Stored data entries.

:::::

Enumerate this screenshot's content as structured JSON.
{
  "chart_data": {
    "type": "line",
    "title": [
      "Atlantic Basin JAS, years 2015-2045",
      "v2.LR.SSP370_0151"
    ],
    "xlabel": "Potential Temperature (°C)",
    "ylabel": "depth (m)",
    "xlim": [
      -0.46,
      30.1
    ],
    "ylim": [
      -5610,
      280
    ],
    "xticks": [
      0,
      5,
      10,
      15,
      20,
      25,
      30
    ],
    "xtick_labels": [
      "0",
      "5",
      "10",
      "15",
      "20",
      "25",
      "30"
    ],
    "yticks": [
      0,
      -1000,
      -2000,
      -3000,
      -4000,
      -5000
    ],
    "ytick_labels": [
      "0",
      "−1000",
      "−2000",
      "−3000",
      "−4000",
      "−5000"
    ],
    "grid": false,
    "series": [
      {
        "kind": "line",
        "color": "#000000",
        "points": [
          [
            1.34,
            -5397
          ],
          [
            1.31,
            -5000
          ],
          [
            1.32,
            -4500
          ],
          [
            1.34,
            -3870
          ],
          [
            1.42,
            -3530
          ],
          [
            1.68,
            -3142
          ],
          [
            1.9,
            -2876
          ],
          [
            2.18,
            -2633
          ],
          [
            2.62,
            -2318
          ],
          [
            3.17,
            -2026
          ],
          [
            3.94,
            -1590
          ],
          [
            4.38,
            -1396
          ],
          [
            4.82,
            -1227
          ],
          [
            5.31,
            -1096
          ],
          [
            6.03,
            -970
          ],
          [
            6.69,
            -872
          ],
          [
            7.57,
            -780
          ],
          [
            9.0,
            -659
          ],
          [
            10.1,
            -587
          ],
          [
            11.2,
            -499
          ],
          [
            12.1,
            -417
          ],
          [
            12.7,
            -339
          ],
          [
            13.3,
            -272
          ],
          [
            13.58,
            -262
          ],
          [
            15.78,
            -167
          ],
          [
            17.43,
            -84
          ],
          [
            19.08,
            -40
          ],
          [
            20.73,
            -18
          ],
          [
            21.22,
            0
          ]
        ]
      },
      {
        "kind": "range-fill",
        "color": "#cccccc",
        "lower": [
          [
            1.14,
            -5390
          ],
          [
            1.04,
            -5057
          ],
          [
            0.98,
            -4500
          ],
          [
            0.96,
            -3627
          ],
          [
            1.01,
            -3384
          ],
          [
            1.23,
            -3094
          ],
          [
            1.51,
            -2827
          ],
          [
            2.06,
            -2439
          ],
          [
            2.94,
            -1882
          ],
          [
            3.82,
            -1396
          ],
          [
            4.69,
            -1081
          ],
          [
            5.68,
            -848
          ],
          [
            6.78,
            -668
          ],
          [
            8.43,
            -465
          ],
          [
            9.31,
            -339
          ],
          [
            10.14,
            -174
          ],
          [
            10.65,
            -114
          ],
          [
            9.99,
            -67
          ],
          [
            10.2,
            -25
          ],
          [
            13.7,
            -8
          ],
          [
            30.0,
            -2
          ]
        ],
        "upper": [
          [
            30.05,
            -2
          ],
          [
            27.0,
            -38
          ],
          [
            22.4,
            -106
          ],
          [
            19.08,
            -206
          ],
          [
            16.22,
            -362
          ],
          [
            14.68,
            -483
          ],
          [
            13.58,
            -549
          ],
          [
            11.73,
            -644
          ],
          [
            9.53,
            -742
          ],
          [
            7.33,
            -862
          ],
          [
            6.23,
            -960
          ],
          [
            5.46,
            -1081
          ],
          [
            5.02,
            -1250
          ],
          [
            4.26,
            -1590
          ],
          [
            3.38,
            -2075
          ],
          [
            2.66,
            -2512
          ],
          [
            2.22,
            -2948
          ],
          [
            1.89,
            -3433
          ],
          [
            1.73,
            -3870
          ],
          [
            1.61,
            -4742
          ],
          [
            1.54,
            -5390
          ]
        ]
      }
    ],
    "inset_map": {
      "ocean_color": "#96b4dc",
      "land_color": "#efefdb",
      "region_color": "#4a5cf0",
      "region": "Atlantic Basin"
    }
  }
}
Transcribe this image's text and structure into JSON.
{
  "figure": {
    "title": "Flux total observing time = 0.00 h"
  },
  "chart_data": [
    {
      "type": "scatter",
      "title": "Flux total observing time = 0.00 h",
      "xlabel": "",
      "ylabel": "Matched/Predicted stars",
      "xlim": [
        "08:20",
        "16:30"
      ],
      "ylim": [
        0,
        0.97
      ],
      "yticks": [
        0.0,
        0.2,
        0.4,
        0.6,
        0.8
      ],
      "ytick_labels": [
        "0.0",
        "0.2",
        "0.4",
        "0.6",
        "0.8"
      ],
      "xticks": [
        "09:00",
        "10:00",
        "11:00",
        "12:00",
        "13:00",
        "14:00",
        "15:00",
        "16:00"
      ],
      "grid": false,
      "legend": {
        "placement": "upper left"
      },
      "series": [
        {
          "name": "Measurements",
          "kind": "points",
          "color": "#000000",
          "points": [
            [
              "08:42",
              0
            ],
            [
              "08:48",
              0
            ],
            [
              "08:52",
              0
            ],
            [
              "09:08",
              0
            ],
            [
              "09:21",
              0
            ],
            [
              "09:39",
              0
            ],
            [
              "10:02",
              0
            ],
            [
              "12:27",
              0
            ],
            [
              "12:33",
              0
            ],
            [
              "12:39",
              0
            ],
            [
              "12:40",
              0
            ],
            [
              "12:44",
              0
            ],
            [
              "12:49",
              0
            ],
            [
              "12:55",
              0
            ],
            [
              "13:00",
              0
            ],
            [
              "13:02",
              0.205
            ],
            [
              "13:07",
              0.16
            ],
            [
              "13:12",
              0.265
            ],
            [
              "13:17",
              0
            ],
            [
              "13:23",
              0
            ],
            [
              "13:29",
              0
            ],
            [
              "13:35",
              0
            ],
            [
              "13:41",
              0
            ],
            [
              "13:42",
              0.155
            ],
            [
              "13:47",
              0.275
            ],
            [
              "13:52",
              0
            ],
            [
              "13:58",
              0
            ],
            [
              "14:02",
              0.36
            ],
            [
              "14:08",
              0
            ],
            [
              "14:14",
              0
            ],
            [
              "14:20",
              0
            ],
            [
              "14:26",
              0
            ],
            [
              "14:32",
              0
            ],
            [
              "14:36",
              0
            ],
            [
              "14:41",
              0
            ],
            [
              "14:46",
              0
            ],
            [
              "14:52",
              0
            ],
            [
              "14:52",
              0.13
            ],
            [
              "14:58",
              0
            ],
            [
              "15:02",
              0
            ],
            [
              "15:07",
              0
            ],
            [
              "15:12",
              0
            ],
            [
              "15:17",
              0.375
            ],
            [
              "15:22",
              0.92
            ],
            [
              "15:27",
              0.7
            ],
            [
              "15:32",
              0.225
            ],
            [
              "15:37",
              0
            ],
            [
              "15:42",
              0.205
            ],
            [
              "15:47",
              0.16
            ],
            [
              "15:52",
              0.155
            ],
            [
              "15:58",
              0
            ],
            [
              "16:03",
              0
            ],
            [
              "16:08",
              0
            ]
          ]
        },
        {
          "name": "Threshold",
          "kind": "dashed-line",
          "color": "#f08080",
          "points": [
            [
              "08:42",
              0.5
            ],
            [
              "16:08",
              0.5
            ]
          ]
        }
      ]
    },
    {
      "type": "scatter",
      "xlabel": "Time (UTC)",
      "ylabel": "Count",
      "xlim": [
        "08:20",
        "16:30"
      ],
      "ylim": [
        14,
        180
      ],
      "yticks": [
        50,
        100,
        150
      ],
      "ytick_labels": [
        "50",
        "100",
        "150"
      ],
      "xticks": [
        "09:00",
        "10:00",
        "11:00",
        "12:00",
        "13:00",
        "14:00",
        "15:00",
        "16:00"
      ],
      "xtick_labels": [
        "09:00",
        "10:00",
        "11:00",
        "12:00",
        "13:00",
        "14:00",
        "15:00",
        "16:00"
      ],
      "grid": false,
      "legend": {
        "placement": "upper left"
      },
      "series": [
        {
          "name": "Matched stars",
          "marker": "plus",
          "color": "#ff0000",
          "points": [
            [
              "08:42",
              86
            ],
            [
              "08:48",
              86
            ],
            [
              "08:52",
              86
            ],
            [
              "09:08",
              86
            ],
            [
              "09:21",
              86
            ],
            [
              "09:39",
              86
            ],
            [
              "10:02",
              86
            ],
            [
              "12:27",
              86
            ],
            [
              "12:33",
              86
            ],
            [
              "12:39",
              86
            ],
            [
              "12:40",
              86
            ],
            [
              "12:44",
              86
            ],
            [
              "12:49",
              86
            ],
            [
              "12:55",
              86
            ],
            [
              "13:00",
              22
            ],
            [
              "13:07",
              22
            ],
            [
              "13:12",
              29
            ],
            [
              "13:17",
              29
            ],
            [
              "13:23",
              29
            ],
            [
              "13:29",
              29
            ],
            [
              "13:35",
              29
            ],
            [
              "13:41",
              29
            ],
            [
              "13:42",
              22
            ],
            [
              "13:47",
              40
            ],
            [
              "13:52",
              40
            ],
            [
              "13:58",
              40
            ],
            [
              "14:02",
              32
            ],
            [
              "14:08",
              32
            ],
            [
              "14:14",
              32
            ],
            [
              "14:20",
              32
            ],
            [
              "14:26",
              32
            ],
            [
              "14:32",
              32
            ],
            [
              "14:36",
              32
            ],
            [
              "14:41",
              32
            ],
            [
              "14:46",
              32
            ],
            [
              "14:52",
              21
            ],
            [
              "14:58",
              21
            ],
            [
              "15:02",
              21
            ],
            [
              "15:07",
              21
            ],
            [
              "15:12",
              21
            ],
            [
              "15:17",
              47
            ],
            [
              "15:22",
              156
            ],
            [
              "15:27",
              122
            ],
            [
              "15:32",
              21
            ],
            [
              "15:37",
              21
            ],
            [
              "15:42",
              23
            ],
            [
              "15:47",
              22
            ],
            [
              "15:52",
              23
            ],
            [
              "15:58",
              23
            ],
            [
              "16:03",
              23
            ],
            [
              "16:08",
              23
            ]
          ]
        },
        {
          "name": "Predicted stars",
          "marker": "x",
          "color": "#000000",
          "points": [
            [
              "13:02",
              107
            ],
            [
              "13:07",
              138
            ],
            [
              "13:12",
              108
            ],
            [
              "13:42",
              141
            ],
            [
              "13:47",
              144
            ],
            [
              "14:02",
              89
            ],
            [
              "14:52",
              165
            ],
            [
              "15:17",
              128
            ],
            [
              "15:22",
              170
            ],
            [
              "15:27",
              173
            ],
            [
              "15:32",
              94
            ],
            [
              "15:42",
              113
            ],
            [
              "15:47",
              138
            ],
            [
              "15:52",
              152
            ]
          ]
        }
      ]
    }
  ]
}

:::::

PROBLEM TO WORK ON. Only lines with "Flux" are wanted here; list each of them.

EXERCISE RESULT.
    "title": "Flux total observing time = 0.00 h"
      "title": "Flux total observing time = 0.00 h",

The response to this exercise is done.